[Start of Material provided]

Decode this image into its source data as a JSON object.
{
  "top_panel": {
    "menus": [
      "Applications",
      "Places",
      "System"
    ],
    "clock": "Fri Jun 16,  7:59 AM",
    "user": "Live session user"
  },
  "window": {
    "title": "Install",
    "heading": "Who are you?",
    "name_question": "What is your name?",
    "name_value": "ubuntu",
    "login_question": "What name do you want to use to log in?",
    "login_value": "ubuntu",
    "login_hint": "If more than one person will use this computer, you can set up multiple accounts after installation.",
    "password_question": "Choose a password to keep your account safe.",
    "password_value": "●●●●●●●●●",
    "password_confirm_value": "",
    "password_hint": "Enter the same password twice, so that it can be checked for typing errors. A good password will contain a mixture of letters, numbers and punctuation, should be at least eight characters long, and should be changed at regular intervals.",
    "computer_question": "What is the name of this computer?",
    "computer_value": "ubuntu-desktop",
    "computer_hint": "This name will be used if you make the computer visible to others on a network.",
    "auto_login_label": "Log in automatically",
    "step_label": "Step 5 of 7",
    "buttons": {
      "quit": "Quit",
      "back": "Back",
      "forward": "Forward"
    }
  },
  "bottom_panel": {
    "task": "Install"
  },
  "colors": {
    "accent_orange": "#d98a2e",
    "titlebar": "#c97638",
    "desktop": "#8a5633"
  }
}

[End of Material provided]

Transcribe the material above in its entirety. Match it exactly.

Output of the exercise:
Decode this image into its source data as a JSON object.
{
  "top_panel": {
    "menus": [
      "Applications",
      "Places",
      "System"
    ],
    "clock": "Fri Jun 16,  7:59 AM",
    "user": "Live session user"
  },
  "window": {
    "title": "Install",
    "heading": "Who are you?",
    "name_question": "What is your name?",
    "name_value": "ubuntu",
    "login_question": "What name do you want to use to log in?",
    "login_value": "ubuntu",
    "login_hint": "If more than one person will use this computer, you can set up multiple accounts after installation.",
    "password_question": "Choose a password to keep your account safe.",
    "password_value": "●●●●●●●●●",
    "password_confirm_value": "",
    "password_hint": "Enter the same password twice, so that it can be checked for typing errors. A good password will contain a mixture of letters, numbers and punctuation, should be at least eight characters long, and should be changed at regular intervals.",
    "computer_question": "What is the name of this computer?",
    "computer_value": "ubuntu-desktop",
    "computer_hint": "This name will be used if you make the computer visible to others on a network.",
    "auto_login_label": "Log in automatically",
    "step_label": "Step 5 of 7",
    "buttons": {
      "quit": "Quit",
      "back": "Back",
      "forward": "Forward"
    }
  },
  "bottom_panel": {
    "task": "Install"
  },
  "colors": {
    "accent_orange": "#d98a2e",
    "titlebar": "#c97638",
    "desktop": "#8a5633"
  }
}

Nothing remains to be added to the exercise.